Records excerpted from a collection
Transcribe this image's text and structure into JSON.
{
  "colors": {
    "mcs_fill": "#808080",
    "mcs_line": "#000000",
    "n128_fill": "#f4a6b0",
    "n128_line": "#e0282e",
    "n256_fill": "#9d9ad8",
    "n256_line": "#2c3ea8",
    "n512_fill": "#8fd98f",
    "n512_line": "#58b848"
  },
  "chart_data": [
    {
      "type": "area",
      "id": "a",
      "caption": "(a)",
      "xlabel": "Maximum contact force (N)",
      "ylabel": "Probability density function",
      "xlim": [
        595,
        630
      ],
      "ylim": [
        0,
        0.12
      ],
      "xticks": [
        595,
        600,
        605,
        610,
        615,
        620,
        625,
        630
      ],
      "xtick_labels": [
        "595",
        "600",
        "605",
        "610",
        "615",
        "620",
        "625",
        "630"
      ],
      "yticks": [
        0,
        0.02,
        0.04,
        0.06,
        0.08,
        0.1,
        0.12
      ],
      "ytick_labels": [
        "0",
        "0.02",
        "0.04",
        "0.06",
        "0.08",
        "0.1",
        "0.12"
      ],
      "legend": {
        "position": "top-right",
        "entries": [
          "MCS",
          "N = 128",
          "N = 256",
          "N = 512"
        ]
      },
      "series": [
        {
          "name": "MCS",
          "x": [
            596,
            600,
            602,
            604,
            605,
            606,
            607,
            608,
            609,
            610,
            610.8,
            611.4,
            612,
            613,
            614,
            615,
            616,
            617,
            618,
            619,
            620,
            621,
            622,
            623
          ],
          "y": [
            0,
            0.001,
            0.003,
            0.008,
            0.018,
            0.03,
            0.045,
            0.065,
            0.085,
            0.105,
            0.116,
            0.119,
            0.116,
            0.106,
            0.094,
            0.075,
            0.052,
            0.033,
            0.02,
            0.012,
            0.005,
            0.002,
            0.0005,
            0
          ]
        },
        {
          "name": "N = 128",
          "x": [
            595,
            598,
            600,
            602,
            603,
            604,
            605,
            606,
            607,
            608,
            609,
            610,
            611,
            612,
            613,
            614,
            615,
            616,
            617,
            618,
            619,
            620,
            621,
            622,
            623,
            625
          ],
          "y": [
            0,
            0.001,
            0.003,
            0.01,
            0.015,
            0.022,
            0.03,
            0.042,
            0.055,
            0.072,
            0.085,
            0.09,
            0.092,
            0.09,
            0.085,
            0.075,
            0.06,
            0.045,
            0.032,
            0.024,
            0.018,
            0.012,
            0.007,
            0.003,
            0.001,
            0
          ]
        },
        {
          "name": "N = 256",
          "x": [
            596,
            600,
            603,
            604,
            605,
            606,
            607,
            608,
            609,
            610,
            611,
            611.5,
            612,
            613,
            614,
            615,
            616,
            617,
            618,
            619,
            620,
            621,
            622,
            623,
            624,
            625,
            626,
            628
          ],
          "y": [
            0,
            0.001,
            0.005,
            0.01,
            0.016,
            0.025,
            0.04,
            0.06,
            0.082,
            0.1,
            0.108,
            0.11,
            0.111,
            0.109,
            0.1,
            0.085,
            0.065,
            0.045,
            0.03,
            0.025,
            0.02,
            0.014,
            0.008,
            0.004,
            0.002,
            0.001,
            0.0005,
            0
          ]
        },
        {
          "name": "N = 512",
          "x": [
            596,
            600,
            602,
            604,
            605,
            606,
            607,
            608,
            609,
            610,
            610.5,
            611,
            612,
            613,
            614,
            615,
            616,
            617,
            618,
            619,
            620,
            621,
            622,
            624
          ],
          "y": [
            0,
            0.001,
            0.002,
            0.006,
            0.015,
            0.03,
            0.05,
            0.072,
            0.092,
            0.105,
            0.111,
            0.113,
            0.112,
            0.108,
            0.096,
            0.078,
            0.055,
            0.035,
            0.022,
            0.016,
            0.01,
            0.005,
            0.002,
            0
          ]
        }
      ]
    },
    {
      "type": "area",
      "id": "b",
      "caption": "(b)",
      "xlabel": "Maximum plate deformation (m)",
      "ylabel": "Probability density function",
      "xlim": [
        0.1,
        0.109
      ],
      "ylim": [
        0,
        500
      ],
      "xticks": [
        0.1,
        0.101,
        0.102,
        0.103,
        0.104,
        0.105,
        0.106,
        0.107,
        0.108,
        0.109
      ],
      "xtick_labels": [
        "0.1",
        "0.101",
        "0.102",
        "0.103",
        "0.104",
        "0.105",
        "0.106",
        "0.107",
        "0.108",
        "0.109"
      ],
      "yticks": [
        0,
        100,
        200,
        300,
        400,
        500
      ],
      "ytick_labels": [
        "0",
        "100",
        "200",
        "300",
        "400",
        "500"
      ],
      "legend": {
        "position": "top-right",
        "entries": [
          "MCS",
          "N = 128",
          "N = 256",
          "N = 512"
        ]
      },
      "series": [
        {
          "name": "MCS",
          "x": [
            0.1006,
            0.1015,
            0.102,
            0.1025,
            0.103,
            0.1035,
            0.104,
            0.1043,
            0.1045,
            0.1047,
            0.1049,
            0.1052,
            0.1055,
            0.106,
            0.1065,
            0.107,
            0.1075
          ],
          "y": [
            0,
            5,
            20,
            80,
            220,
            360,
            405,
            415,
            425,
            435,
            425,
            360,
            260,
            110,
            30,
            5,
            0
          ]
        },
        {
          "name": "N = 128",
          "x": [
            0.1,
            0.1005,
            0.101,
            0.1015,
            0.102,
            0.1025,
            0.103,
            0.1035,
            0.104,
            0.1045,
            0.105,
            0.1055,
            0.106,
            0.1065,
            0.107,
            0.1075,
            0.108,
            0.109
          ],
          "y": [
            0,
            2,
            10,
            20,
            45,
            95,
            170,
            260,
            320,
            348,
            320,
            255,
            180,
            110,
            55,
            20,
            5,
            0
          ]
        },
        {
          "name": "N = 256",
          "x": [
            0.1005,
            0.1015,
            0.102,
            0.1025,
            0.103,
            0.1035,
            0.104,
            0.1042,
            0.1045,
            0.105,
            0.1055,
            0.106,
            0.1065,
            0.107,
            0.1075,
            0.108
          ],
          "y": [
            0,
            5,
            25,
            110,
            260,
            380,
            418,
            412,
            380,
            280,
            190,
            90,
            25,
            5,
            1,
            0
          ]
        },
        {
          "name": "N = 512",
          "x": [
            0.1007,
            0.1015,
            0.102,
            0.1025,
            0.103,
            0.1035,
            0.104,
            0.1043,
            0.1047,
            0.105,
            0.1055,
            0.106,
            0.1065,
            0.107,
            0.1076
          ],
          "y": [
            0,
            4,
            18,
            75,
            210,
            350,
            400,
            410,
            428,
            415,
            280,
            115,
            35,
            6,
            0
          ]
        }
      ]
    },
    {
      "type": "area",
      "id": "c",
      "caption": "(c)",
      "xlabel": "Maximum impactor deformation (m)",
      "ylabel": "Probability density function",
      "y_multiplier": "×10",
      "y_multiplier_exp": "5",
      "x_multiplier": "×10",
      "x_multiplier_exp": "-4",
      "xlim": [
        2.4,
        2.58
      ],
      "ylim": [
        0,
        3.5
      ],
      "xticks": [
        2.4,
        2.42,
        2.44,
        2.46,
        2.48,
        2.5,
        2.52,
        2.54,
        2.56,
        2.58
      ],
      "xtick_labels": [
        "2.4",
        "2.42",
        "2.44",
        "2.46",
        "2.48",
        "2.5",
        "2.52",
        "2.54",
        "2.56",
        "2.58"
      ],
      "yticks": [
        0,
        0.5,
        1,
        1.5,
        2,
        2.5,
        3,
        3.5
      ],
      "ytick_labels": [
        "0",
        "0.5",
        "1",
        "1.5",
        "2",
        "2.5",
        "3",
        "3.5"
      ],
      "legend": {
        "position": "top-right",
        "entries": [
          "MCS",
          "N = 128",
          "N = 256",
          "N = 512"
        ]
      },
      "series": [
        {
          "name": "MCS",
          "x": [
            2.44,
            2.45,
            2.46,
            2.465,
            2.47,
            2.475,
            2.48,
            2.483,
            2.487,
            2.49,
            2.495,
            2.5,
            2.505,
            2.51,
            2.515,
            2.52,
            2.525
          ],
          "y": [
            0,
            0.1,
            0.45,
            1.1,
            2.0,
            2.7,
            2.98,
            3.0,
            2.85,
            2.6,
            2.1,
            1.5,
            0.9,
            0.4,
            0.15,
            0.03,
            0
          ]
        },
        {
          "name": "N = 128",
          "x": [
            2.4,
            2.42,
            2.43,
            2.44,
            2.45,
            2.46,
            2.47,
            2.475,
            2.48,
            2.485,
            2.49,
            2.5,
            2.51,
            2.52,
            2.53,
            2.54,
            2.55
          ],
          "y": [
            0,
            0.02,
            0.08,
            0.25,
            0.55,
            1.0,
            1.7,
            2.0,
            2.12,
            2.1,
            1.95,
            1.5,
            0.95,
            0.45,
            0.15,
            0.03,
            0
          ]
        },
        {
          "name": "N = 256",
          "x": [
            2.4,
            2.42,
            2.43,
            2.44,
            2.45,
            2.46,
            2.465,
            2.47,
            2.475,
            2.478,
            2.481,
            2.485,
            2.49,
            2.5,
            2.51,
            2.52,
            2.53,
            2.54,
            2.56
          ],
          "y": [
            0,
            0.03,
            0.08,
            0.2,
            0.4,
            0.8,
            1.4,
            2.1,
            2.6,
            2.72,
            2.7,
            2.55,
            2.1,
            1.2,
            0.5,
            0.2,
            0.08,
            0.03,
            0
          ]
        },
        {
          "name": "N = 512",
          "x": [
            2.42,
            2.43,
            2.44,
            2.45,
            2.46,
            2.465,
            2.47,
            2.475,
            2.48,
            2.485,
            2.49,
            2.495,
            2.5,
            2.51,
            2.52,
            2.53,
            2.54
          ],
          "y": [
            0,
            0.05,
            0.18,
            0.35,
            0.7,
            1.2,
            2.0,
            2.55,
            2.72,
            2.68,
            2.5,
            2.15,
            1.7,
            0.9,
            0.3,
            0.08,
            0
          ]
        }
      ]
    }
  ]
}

Your instructions
Filter the listing for the word "xlabel" and copy every line that holds it.

Full answer
      "xlabel": "Maximum contact force (N)",
      "xlabel": "Maximum plate deformation (m)",
      "xlabel": "Maximum impactor deformation (m)",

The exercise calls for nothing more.